What the exercise asks - Go through the entries below and pick out every line with "this".

Data lines -

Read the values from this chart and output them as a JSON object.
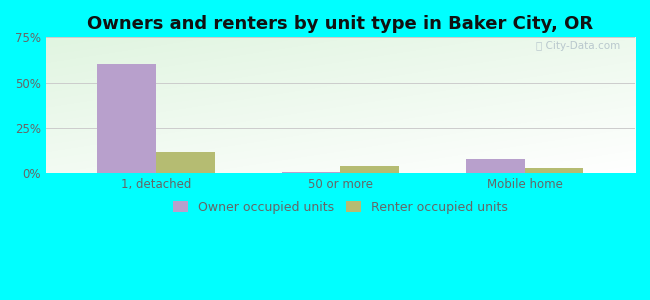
{
  "title": "Owners and renters by unit type in Baker City, OR",
  "categories": [
    "1, detached",
    "50 or more",
    "Mobile home"
  ],
  "owner_values": [
    60.5,
    1.0,
    8.0
  ],
  "renter_values": [
    12.0,
    4.0,
    3.0
  ],
  "owner_color": "#b8a0cc",
  "renter_color": "#b5bc72",
  "ylim_max": 75,
  "yticks": [
    0,
    25,
    50,
    75
  ],
  "ytick_labels": [
    "0%",
    "25%",
    "50%",
    "75%"
  ],
  "owner_label": "Owner occupied units",
  "renter_label": "Renter occupied units",
  "bar_width": 0.32,
  "figure_bg": "#00ffff",
  "title_fontsize": 13,
  "tick_fontsize": 8.5,
  "legend_fontsize": 9,
  "watermark_text": "City-Data.com",
  "watermark_color": "#b0bfc8",
  "grid_color": "#cccccc",
  "label_color": "#666666"
}
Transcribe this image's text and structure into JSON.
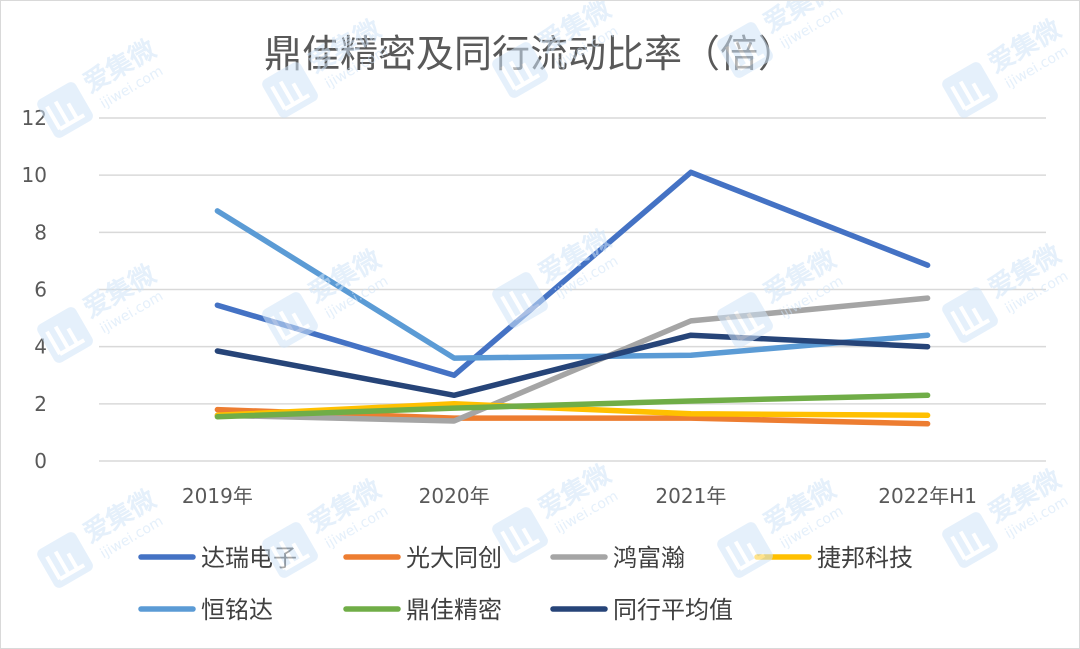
{
  "chart_data": {
    "type": "line",
    "title": "鼎佳精密及同行流动比率（倍）",
    "x": [
      "2019年",
      "2020年",
      "2021年",
      "2022年H1"
    ],
    "ylim": [
      0,
      12
    ],
    "yticks": [
      0,
      2,
      4,
      6,
      8,
      10,
      12
    ],
    "grid": true,
    "legend_position": "bottom",
    "series": [
      {
        "name": "达瑞电子",
        "color": "#4472c4",
        "values": [
          5.45,
          3.0,
          10.1,
          6.85
        ]
      },
      {
        "name": "光大同创",
        "color": "#ed7d31",
        "values": [
          1.8,
          1.5,
          1.5,
          1.3
        ]
      },
      {
        "name": "鸿富瀚",
        "color": "#a5a5a5",
        "values": [
          1.6,
          1.4,
          4.9,
          5.7
        ]
      },
      {
        "name": "捷邦科技",
        "color": "#ffc000",
        "values": [
          1.6,
          2.0,
          1.65,
          1.6
        ]
      },
      {
        "name": "恒铭达",
        "color": "#5b9bd5",
        "values": [
          8.75,
          3.6,
          3.7,
          4.4
        ]
      },
      {
        "name": "鼎佳精密",
        "color": "#70ad47",
        "values": [
          1.55,
          1.85,
          2.1,
          2.3
        ]
      },
      {
        "name": "同行平均值",
        "color": "#264478",
        "values": [
          3.85,
          2.3,
          4.4,
          4.0
        ]
      }
    ]
  },
  "watermark": {
    "text": "爱集微",
    "url": "ijiwei.com"
  }
}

Exercise result -
Read the values from this chart and output them as a JSON object.
Transcribe this image's text and structure into JSON.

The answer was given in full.